— Start —

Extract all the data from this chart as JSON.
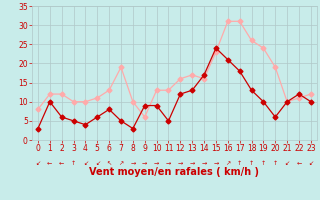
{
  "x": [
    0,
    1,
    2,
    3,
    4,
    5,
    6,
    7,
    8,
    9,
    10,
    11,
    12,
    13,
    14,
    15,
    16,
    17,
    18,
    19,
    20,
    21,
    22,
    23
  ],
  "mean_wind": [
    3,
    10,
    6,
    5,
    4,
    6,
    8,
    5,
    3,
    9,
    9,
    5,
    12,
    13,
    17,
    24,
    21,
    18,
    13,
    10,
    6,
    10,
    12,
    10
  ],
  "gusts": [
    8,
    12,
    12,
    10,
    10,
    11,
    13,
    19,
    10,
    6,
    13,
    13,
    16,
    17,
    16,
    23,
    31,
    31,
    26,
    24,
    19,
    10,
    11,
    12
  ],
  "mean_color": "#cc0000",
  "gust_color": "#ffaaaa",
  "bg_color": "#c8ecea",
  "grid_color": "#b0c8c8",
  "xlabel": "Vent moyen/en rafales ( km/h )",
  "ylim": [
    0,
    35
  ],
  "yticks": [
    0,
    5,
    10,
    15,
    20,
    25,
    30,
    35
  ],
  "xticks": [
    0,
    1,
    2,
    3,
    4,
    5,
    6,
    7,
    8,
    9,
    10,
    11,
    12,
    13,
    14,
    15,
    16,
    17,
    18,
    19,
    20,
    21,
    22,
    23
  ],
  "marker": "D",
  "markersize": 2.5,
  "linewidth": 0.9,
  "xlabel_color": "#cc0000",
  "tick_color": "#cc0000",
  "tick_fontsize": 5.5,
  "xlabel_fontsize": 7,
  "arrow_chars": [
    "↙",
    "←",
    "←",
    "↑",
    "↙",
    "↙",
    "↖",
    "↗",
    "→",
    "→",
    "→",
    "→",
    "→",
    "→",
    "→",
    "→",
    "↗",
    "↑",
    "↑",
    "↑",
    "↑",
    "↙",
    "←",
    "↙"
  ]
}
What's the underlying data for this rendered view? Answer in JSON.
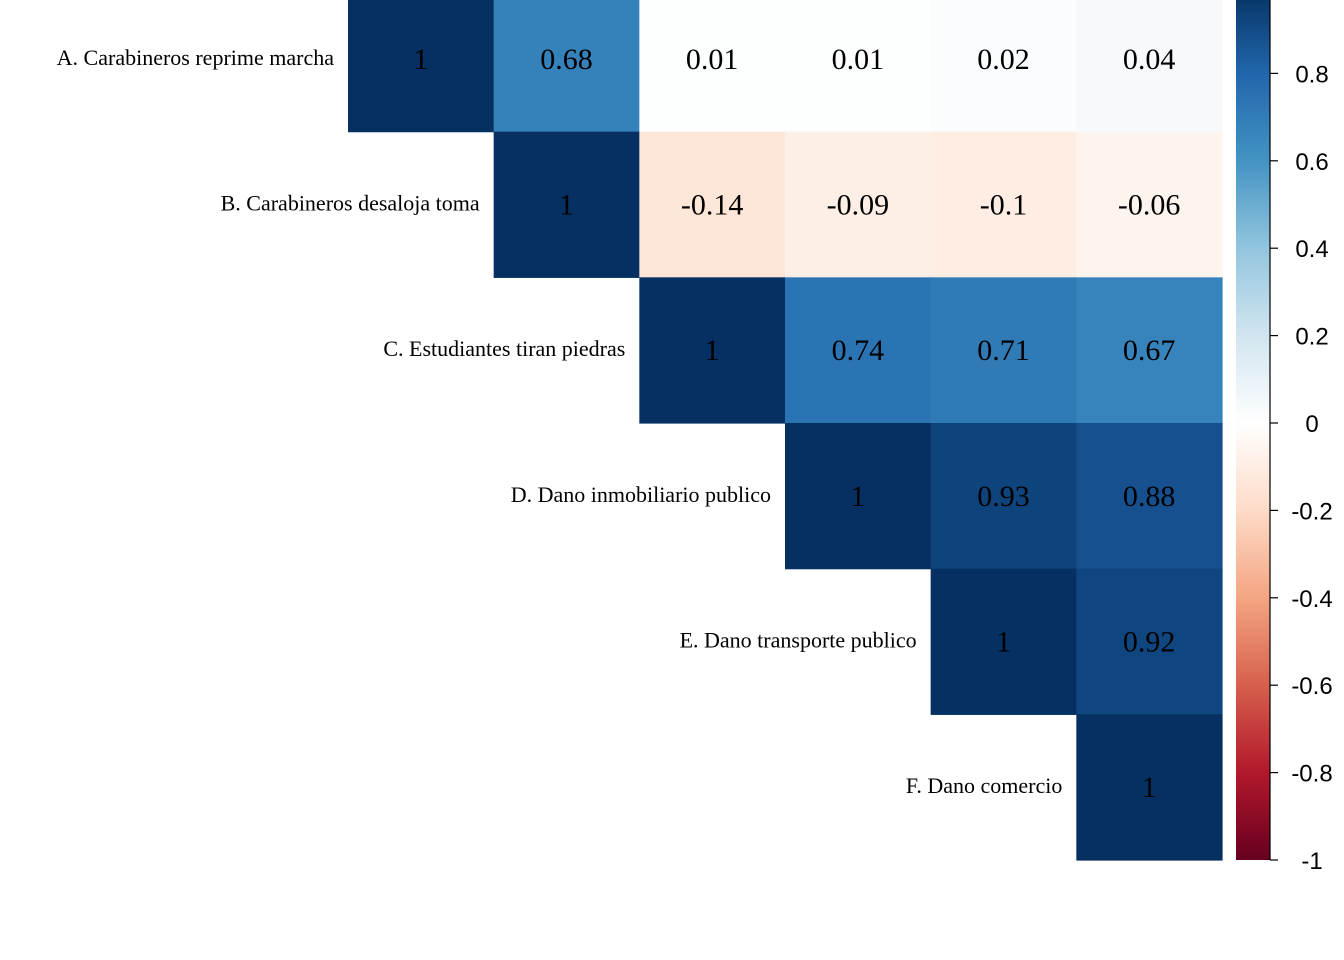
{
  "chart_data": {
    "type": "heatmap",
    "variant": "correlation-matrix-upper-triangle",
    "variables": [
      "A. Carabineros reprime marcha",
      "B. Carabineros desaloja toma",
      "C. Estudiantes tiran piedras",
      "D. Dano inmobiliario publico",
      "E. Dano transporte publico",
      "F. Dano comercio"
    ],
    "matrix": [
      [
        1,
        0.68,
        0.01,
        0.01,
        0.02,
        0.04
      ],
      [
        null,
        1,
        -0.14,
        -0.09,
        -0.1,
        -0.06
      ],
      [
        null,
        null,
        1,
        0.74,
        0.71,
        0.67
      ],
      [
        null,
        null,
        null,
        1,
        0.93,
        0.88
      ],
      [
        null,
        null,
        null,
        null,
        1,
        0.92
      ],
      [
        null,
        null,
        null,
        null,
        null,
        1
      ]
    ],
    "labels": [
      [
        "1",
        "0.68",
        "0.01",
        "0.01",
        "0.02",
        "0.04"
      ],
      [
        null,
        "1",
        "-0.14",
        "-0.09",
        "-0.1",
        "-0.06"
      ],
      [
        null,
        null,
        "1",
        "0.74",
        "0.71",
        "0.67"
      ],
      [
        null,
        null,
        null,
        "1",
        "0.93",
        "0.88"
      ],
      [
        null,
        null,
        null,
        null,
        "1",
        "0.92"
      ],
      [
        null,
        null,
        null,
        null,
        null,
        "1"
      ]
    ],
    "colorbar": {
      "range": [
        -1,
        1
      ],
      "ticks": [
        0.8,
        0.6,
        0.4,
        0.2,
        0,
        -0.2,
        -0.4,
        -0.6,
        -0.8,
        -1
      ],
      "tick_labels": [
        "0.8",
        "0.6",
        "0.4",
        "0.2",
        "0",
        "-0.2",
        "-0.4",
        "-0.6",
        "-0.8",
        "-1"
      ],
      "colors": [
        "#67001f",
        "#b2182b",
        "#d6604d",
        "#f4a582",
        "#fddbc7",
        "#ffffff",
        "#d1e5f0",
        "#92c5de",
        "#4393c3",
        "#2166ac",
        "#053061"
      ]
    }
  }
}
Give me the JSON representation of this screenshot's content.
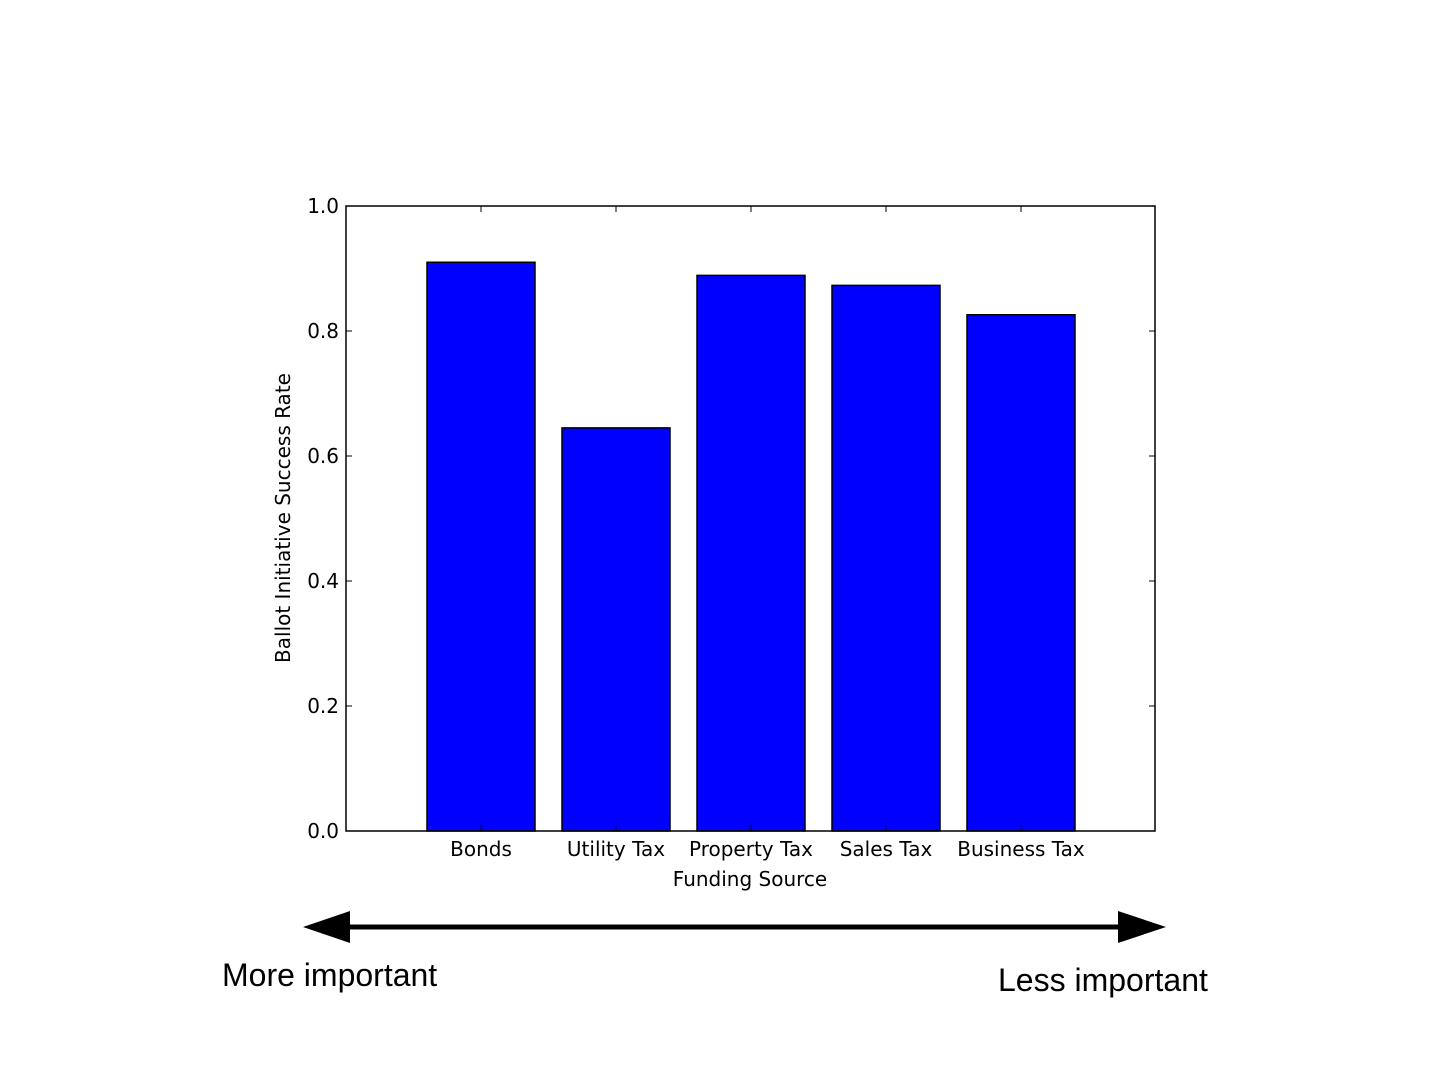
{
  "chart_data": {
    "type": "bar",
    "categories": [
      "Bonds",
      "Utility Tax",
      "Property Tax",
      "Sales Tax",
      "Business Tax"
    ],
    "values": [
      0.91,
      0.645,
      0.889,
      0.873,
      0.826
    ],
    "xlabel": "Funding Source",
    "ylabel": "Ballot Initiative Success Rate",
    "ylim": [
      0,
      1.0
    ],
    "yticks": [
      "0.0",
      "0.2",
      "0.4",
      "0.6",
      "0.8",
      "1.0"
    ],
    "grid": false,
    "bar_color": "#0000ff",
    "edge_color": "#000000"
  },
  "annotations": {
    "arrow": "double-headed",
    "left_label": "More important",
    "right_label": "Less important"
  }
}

— End —

(TASK DESCRIPTION): Determine how many lines of the entries above carry the string "important", and give that number alone.

(REPLY TO THE TASK): 2